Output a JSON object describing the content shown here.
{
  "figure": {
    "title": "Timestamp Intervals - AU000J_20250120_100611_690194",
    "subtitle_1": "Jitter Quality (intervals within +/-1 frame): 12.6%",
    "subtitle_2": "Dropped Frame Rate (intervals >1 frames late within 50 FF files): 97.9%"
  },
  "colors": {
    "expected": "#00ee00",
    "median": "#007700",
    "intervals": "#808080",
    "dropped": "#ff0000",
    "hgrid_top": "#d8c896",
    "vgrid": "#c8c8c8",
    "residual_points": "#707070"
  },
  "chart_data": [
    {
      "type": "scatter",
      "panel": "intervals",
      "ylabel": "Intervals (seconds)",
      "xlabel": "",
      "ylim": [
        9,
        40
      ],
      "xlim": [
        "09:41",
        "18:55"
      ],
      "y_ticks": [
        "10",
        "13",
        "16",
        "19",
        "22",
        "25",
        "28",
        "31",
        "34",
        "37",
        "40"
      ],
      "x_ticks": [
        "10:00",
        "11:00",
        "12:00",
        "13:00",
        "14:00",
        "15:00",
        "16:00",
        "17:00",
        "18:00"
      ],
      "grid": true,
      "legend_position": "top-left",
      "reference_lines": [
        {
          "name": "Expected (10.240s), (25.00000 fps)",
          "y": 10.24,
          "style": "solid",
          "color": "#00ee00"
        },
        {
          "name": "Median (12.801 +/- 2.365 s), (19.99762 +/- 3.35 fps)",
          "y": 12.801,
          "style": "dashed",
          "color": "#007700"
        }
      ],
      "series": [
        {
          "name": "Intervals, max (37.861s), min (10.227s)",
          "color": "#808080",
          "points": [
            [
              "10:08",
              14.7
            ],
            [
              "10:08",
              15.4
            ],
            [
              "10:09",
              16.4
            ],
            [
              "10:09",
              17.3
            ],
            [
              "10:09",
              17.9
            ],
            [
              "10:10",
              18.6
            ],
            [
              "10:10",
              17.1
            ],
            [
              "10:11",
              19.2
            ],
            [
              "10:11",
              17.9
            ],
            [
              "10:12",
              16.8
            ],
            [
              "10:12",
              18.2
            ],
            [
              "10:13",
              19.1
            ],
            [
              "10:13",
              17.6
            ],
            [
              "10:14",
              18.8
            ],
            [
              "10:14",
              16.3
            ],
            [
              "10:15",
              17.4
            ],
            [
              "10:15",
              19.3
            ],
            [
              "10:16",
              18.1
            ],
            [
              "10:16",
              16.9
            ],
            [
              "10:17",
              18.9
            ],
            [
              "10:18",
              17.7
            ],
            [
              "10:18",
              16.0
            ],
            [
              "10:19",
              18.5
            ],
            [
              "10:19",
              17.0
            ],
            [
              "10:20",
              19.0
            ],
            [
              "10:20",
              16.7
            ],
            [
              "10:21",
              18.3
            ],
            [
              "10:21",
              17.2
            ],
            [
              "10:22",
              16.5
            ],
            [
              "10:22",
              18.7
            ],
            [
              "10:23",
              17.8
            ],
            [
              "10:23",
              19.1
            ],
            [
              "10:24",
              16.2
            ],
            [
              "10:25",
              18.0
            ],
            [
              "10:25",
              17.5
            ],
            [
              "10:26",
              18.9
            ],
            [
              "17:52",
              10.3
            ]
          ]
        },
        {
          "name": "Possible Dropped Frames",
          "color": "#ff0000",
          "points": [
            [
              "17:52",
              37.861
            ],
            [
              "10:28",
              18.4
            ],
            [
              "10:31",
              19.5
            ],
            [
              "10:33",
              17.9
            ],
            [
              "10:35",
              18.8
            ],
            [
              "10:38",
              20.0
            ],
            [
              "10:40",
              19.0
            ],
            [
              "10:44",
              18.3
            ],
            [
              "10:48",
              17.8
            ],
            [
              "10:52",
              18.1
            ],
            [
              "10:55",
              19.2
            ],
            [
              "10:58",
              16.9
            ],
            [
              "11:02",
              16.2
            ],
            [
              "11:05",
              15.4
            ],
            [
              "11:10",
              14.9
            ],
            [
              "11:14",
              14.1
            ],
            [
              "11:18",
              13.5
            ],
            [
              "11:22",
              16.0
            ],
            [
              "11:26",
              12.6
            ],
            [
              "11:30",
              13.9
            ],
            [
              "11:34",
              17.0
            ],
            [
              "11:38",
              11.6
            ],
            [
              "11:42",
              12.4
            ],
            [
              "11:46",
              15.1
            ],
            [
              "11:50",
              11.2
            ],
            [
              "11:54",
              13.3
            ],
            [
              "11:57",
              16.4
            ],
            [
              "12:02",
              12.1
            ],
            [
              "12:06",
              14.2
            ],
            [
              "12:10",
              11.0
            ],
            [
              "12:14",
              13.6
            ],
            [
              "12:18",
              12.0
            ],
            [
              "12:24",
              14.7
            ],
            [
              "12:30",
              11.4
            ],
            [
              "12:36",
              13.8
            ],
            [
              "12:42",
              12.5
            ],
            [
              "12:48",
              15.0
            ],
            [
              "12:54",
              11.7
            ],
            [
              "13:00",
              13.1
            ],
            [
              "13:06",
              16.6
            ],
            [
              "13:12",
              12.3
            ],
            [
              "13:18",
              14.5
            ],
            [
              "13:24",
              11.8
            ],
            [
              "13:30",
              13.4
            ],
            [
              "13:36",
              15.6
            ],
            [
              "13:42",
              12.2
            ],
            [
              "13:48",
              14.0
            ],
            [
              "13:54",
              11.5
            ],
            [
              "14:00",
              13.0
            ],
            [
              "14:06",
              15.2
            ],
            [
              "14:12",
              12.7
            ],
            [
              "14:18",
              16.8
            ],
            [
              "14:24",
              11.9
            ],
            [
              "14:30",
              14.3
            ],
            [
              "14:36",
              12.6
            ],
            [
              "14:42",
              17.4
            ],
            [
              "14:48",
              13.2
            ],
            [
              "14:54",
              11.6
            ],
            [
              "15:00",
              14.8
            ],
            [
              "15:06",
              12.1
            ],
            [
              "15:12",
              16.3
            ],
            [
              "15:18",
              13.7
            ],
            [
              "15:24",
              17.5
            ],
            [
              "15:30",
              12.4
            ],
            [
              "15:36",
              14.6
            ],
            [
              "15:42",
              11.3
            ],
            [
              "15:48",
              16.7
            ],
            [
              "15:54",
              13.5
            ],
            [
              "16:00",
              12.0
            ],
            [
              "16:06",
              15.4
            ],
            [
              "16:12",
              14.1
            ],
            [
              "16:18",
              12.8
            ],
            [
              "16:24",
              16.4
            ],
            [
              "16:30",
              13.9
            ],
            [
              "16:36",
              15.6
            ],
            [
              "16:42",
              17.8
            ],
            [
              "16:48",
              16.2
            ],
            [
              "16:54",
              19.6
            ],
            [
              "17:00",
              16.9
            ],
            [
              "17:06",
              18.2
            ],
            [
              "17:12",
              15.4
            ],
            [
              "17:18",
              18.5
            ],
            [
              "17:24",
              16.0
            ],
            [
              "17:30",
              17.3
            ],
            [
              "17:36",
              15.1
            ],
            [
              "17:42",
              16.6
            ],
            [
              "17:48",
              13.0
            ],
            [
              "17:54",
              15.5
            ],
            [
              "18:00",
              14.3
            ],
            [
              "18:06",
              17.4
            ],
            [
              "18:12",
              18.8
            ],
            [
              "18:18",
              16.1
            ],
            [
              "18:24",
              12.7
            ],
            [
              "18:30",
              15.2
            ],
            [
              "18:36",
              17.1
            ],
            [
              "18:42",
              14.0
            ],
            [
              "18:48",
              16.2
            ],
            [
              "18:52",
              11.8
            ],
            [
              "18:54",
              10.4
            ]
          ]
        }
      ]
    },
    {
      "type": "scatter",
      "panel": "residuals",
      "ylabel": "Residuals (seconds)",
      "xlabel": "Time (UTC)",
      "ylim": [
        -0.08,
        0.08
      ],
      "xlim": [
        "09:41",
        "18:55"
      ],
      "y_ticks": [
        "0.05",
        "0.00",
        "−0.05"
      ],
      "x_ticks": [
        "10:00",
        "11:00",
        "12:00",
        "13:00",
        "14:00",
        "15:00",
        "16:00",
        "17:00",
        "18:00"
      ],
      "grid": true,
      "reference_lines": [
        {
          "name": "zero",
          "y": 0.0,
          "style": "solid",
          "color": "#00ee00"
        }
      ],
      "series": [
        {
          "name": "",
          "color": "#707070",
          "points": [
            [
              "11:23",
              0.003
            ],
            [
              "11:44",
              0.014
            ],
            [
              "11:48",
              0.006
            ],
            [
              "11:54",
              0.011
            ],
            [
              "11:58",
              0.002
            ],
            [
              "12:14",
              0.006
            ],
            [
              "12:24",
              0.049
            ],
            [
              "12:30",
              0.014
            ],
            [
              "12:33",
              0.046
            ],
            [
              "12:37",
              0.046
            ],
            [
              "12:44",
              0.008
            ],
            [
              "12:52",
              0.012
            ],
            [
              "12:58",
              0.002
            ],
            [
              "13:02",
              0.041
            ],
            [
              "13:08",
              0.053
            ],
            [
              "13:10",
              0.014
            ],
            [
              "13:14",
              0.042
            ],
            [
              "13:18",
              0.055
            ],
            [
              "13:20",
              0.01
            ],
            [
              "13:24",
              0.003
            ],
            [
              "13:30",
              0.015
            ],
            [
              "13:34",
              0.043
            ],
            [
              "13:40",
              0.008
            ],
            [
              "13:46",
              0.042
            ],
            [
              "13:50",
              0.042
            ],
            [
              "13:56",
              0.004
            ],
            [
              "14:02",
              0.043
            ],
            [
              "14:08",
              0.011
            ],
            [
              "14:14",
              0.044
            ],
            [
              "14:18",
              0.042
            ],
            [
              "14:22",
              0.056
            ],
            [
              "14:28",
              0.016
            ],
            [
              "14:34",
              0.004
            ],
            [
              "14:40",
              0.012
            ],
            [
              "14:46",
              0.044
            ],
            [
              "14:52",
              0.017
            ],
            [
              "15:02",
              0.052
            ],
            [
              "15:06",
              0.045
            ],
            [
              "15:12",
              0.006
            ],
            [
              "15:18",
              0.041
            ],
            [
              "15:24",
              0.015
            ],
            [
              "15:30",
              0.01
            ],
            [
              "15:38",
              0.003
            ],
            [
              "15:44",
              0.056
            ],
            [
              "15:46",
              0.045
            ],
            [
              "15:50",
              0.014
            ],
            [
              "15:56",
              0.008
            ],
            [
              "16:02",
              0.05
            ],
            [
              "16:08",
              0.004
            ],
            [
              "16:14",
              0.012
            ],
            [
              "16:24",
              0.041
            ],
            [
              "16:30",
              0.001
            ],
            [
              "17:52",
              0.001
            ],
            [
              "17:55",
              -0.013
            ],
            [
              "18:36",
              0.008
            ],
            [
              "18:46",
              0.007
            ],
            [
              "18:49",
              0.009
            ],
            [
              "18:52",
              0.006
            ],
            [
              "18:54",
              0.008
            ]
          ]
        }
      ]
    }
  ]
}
══════
Determine how many lines in the listing above hold the word "ylabel", answering with the number only.

#### [WORKED ANSWER]
2